**What you have to do**
Look through the entries below and count the lines with the word "xchg" in them; give only the number.

-- START --

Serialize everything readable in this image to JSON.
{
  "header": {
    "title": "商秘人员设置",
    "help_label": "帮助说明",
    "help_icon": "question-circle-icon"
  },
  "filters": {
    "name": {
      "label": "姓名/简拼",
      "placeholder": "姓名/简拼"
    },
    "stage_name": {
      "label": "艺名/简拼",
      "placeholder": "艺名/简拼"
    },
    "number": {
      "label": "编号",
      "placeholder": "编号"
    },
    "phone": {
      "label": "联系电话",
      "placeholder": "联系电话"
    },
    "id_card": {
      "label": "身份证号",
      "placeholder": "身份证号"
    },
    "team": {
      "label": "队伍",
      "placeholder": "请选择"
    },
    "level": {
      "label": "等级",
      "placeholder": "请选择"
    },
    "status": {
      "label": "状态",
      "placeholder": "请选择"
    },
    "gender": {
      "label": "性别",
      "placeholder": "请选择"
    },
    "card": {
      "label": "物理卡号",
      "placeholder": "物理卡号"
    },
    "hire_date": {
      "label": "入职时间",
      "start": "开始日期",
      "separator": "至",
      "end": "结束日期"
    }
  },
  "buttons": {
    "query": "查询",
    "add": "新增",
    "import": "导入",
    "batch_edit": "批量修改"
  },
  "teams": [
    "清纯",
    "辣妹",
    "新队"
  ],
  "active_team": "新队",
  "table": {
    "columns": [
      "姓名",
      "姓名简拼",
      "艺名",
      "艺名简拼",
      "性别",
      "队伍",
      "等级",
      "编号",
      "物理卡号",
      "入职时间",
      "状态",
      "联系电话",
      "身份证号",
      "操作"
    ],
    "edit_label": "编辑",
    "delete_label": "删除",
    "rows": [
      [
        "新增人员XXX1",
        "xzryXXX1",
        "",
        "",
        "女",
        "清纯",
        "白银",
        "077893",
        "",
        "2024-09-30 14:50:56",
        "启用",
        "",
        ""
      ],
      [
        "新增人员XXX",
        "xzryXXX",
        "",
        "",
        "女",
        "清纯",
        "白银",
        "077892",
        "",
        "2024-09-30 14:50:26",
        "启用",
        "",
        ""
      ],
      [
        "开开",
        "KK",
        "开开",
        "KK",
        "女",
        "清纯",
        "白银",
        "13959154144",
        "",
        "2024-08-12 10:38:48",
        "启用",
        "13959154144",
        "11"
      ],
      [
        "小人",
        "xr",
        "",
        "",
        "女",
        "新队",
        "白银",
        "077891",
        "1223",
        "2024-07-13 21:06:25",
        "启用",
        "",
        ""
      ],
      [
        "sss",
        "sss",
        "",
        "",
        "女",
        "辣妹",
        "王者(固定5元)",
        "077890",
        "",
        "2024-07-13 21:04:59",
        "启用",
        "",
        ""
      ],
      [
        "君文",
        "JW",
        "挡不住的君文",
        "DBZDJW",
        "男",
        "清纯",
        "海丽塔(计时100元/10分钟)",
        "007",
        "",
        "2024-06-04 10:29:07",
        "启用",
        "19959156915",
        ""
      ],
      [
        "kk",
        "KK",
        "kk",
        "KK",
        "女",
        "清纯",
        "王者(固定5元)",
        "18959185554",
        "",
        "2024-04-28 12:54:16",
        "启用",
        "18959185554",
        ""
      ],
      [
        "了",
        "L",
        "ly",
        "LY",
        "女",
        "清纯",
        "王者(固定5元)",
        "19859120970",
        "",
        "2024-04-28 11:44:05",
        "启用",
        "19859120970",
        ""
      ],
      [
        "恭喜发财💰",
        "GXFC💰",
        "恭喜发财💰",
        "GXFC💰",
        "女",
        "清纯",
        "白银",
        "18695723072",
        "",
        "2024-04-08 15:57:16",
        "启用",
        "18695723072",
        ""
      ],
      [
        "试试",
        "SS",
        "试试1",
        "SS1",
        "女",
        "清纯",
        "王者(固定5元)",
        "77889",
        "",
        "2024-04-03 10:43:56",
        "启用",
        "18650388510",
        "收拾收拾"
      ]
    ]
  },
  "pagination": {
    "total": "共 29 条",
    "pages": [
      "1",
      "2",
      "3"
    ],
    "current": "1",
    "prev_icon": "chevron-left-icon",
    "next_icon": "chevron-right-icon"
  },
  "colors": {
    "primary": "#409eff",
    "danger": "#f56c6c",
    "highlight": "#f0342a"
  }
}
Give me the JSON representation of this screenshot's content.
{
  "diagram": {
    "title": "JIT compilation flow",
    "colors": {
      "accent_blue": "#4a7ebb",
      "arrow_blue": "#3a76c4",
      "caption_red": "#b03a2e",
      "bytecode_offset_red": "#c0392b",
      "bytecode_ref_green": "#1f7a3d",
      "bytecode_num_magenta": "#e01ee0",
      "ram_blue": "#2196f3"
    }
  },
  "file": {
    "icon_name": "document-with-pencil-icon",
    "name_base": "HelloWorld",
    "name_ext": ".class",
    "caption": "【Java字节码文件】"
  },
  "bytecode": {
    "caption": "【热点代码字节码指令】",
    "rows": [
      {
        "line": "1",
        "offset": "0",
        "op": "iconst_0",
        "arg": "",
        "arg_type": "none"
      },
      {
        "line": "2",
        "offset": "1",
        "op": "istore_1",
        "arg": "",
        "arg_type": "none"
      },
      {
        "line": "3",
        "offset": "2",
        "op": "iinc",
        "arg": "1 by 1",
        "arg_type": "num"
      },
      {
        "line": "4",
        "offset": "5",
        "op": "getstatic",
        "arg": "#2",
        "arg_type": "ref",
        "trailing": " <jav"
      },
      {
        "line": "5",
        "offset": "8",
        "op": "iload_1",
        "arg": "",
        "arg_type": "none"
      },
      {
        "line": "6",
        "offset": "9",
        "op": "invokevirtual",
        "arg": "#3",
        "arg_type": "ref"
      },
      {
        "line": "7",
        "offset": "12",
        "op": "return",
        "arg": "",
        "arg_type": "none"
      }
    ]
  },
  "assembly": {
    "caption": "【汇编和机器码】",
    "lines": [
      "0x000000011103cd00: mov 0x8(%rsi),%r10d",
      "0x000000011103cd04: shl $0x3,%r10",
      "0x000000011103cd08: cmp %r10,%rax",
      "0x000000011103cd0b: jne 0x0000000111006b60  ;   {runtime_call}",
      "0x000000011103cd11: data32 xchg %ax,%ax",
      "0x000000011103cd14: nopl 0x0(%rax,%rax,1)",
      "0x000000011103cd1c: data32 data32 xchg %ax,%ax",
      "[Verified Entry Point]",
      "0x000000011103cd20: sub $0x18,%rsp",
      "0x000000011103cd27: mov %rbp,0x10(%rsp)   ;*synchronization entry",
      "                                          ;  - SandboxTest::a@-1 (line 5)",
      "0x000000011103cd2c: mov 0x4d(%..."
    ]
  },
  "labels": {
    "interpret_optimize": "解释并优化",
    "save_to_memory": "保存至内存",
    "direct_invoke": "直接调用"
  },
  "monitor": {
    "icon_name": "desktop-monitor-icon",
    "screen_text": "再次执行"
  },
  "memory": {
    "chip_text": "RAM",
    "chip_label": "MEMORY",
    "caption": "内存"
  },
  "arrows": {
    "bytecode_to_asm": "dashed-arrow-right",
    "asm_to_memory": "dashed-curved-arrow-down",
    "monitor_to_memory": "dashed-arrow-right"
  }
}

-- END --

**The output**
2